Passage shown.
+ + + +

S5538-2011: Authorizes the public sale of taxicab licenses in the city of New York


Same as: A7897-2011 / Versions: S5538-2011
Print HTML Page / Print Original Bill Format / / Read or Leave Comments

Authorizes the public sale of taxicab licenses in the city of New York.
Sponsor: GOLDEN Committee: CITIES
Law Section: New York City

S5538-2011 Actions

S5538-2011 Memo

BILL NUMBER:S5538

TITLE OF BILL:
An act
authorizing the public sale of taxicab licenses in the city of New York

SUMMARY OF PROVISIONS:
The proposed legislation would authorize the
City of New York ("City") to enact a local law allowing the New York
City Taxi and Limousine Commission (TLC) to sell publicly up to 1,500
new taxicab licenses. Each of these 1,500 taxicab licenses would be
sold in a lot with a specified number of restricted taxicab licenses.
These restricted licenses would be subject to rules to ensure that
they provide service to areas of the city that are underserved by
existing taxicabs.

REASONS FOR SUPPORT:
This bill would allow the City to implement a taxi
plan that will more effectively service all five boroughs of New York
City. The creation of this plan was prompted by two persistent
mobility problems:

(1) Nearly non-existent taxi availability in underserved areas of the
City (e.g., boroughs outside Manhattan); and

(2) Insufficient taxi supply in Manhattan's central business district.

+ + + +

Data segment.
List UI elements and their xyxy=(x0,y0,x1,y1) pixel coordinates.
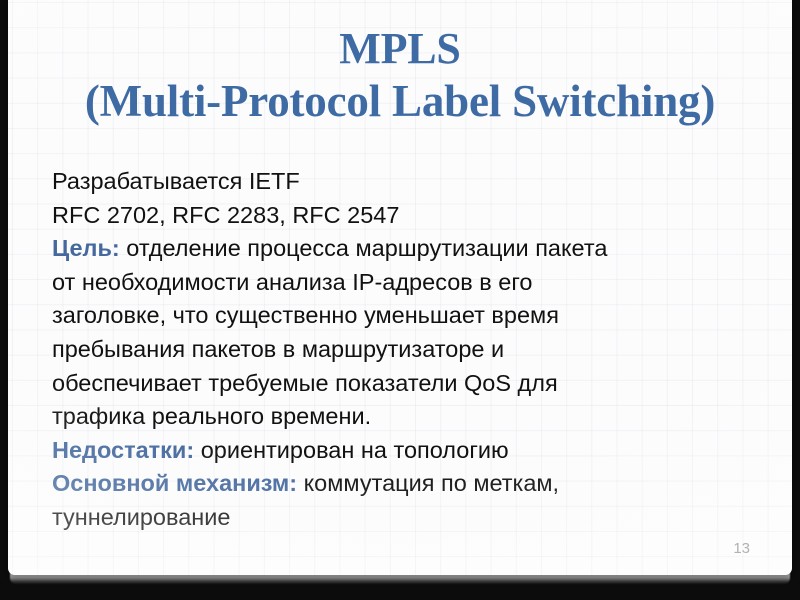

+ + + +

Problem set.
- A) Condense the paragraph in the taxicab bill memo that begins "The proposed legislation would authorize" into a short bulleted list that keeps its main facts.
- B) Carry on the taxicab bill memo from the point where it stops.

Outputs by task.
- A)
- The bill would authorize the City of New York to enact a local law letting the Taxi and Limousine Commission (TLC) publicly sell up to 1,500 new taxicab licenses.
- Each of these licenses would be sold in a lot with a specified number of restricted taxicab licenses.
- The restricted licenses would be subject to rules ensuring they serve areas of the city underserved by existing taxicabs.

- B)
This legislation would seek to remedy these two problems by providing
the TLC with the authorization to issue 6,000 taxicab licenses
specific to the Bronx, Brooklyn, Queens and Staten Island, which, in
addition to dramatically expanding taxi access for New Yorkers in all
five boroughs, will provide new meaningful, legal entrepreneurial and
employment opportunities for livery bases and drivers. The bill would
also provide authorization for 1,500 new, unrestricted taxicab
licenses, in response to increased demand within the central business
district.

Finally, the issuance of these medallions would generate new revenue
for the City of New York for several years, beginning in FY 2013.
(The issuance of new medallions, which also requires City Council
legislation and follows environmental review - and which therefore
could not begin until FY 2013, even assuming prompt passage of this
legislation - is generally phased in over several years.)

Taxicab Licenses Dedicated to Underserved Boroughs
by Yellow Taxis

Currently, yellow taxis with medallions issued by the TLC are the only
vehicles authorized to pick up passengers by street hail in the City.
Liveries and other vehicles operated for hire can pick up passengers
only by prearrangement. According to recent GPS data collected by
TLC, 97% of all yellow taxi street hail pickups are in Manhattan or
at La Guardia or JFK airports.
However, 80% of the City's population (approximately 6.7 million
people) lives outside Manhattan, and there is demonstrated demand for
street-hail service in their neighborhoods.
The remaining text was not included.